▶ Set problem:
Output each line of the material exactly as it stands.

▶ Supplied data:
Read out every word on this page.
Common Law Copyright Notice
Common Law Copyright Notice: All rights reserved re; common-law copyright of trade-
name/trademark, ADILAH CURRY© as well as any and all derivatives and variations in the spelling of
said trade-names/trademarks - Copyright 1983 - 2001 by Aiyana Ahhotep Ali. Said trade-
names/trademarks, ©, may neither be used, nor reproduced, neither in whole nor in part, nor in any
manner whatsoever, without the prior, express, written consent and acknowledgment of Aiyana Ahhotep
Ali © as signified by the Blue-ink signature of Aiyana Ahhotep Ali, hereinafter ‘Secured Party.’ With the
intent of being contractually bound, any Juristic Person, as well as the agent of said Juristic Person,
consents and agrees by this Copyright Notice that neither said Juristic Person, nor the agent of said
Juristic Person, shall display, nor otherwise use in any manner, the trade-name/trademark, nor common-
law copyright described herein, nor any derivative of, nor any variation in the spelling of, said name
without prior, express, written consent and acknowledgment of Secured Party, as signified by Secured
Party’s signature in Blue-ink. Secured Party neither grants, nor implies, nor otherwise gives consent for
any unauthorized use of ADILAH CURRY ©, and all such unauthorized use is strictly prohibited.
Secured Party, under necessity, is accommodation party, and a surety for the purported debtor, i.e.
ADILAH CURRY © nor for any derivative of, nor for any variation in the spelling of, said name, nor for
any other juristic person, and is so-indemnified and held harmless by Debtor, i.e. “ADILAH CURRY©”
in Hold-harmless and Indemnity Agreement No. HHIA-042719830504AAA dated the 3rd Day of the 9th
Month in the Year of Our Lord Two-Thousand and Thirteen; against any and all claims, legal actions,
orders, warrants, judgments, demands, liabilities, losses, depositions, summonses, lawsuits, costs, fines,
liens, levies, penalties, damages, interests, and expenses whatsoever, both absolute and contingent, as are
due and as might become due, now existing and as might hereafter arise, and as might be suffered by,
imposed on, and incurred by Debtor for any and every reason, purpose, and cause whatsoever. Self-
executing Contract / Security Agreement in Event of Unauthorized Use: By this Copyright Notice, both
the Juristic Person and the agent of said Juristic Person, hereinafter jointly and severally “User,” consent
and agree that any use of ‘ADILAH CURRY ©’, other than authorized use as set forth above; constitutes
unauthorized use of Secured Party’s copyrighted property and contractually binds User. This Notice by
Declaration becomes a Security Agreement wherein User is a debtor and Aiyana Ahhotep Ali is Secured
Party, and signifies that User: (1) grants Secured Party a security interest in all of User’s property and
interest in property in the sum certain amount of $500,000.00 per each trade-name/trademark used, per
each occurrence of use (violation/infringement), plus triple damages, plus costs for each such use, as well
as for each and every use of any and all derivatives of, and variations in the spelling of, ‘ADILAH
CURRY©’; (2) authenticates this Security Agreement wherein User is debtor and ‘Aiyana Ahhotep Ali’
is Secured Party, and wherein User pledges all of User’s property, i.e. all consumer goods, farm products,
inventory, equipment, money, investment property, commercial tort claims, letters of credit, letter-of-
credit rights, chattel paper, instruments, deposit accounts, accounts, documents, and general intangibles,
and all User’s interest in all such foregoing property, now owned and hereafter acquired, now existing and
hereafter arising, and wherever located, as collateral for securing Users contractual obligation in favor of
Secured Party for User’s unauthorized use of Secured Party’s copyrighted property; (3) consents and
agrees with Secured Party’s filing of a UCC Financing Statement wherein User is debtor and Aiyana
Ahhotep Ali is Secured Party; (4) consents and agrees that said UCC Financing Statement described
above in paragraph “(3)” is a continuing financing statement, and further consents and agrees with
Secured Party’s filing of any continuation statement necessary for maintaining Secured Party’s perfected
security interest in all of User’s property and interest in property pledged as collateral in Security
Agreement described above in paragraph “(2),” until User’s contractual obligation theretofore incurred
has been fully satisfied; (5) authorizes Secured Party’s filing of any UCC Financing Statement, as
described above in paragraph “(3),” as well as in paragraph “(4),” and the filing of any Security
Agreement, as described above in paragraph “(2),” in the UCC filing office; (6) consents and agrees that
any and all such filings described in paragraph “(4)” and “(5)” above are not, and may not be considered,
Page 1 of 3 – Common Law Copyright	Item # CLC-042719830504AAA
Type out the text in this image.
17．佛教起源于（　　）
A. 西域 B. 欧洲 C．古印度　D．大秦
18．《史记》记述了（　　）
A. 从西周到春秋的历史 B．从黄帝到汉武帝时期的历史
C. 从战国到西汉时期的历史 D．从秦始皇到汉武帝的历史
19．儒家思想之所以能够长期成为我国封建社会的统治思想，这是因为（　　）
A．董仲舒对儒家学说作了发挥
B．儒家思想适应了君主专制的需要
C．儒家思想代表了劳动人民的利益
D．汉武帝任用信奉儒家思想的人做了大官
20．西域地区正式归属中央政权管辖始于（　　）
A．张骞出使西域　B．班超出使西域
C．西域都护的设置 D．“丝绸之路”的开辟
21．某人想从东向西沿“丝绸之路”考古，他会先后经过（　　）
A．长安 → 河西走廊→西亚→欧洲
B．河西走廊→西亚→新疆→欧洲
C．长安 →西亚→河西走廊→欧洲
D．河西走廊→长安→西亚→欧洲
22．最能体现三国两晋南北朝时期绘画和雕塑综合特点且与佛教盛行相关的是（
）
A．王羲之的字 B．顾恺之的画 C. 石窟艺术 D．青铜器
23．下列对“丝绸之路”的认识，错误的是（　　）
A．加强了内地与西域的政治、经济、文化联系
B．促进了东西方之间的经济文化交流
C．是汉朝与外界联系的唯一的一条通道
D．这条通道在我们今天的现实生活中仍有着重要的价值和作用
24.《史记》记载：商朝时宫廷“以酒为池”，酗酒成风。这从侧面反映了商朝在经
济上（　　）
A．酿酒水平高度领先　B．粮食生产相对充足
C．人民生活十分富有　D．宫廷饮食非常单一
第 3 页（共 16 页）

▶ Complete response:
Read out every word on this page.
Common Law Copyright Notice
Common Law Copyright Notice: All rights reserved re; common-law copyright of trade-
name/trademark, ADILAH CURRY© as well as any and all derivatives and variations in the spelling of
said trade-names/trademarks - Copyright 1983 - 2001 by Aiyana Ahhotep Ali. Said trade-
names/trademarks, ©, may neither be used, nor reproduced, neither in whole nor in part, nor in any
manner whatsoever, without the prior, express, written consent and acknowledgment of Aiyana Ahhotep
Ali © as signified by the Blue-ink signature of Aiyana Ahhotep Ali, hereinafter ‘Secured Party.’ With the
intent of being contractually bound, any Juristic Person, as well as the agent of said Juristic Person,
consents and agrees by this Copyright Notice that neither said Juristic Person, nor the agent of said
Juristic Person, shall display, nor otherwise use in any manner, the trade-name/trademark, nor common-
law copyright described herein, nor any derivative of, nor any variation in the spelling of, said name
without prior, express, written consent and acknowledgment of Secured Party, as signified by Secured
Party’s signature in Blue-ink. Secured Party neither grants, nor implies, nor otherwise gives consent for
any unauthorized use of ADILAH CURRY ©, and all such unauthorized use is strictly prohibited.
Secured Party, under necessity, is accommodation party, and a surety for the purported debtor, i.e.
ADILAH CURRY © nor for any derivative of, nor for any variation in the spelling of, said name, nor for
any other juristic person, and is so-indemnified and held harmless by Debtor, i.e. “ADILAH CURRY©”
in Hold-harmless and Indemnity Agreement No. HHIA-042719830504AAA dated the 3rd Day of the 9th
Month in the Year of Our Lord Two-Thousand and Thirteen; against any and all claims, legal actions,
orders, warrants, judgments, demands, liabilities, losses, depositions, summonses, lawsuits, costs, fines,
liens, levies, penalties, damages, interests, and expenses whatsoever, both absolute and contingent, as are
due and as might become due, now existing and as might hereafter arise, and as might be suffered by,
imposed on, and incurred by Debtor for any and every reason, purpose, and cause whatsoever. Self-
executing Contract / Security Agreement in Event of Unauthorized Use: By this Copyright Notice, both
the Juristic Person and the agent of said Juristic Person, hereinafter jointly and severally “User,” consent
and agree that any use of ‘ADILAH CURRY ©’, other than authorized use as set forth above; constitutes
unauthorized use of Secured Party’s copyrighted property and contractually binds User. This Notice by
Declaration becomes a Security Agreement wherein User is a debtor and Aiyana Ahhotep Ali is Secured
Party, and signifies that User: (1) grants Secured Party a security interest in all of User’s property and
interest in property in the sum certain amount of $500,000.00 per each trade-name/trademark used, per
each occurrence of use (violation/infringement), plus triple damages, plus costs for each such use, as well
as for each and every use of any and all derivatives of, and variations in the spelling of, ‘ADILAH
CURRY©’; (2) authenticates this Security Agreement wherein User is debtor and ‘Aiyana Ahhotep Ali’
is Secured Party, and wherein User pledges all of User’s property, i.e. all consumer goods, farm products,
inventory, equipment, money, investment property, commercial tort claims, letters of credit, letter-of-
credit rights, chattel paper, instruments, deposit accounts, accounts, documents, and general intangibles,
and all User’s interest in all such foregoing property, now owned and hereafter acquired, now existing and
hereafter arising, and wherever located, as collateral for securing Users contractual obligation in favor of
Secured Party for User’s unauthorized use of Secured Party’s copyrighted property; (3) consents and
agrees with Secured Party’s filing of a UCC Financing Statement wherein User is debtor and Aiyana
Ahhotep Ali is Secured Party; (4) consents and agrees that said UCC Financing Statement described
above in paragraph “(3)” is a continuing financing statement, and further consents and agrees with
Secured Party’s filing of any continuation statement necessary for maintaining Secured Party’s perfected
security interest in all of User’s property and interest in property pledged as collateral in Security
Agreement described above in paragraph “(2),” until User’s contractual obligation theretofore incurred
has been fully satisfied; (5) authorizes Secured Party’s filing of any UCC Financing Statement, as
described above in paragraph “(3),” as well as in paragraph “(4),” and the filing of any Security
Agreement, as described above in paragraph “(2),” in the UCC filing office; (6) consents and agrees that
any and all such filings described in paragraph “(4)” and “(5)” above are not, and may not be considered,
Page 1 of 3 – Common Law Copyright	Item # CLC-042719830504AAA
Type out the text in this image.
17．佛教起源于（　　）
A. 西域 B. 欧洲 C．古印度　D．大秦
18．《史记》记述了（　　）
A. 从西周到春秋的历史 B．从黄帝到汉武帝时期的历史
C. 从战国到西汉时期的历史 D．从秦始皇到汉武帝的历史
19．儒家思想之所以能够长期成为我国封建社会的统治思想，这是因为（　　）
A．董仲舒对儒家学说作了发挥
B．儒家思想适应了君主专制的需要
C．儒家思想代表了劳动人民的利益
D．汉武帝任用信奉儒家思想的人做了大官
20．西域地区正式归属中央政权管辖始于（　　）
A．张骞出使西域　B．班超出使西域
C．西域都护的设置 D．“丝绸之路”的开辟
21．某人想从东向西沿“丝绸之路”考古，他会先后经过（　　）
A．长安 → 河西走廊→西亚→欧洲
B．河西走廊→西亚→新疆→欧洲
C．长安 →西亚→河西走廊→欧洲
D．河西走廊→长安→西亚→欧洲
22．最能体现三国两晋南北朝时期绘画和雕塑综合特点且与佛教盛行相关的是（
）
A．王羲之的字 B．顾恺之的画 C. 石窟艺术 D．青铜器
23．下列对“丝绸之路”的认识，错误的是（　　）
A．加强了内地与西域的政治、经济、文化联系
B．促进了东西方之间的经济文化交流
C．是汉朝与外界联系的唯一的一条通道
D．这条通道在我们今天的现实生活中仍有着重要的价值和作用
24.《史记》记载：商朝时宫廷“以酒为池”，酗酒成风。这从侧面反映了商朝在经
济上（　　）
A．酿酒水平高度领先　B．粮食生产相对充足
C．人民生活十分富有　D．宫廷饮食非常单一
第 3 页（共 16 页）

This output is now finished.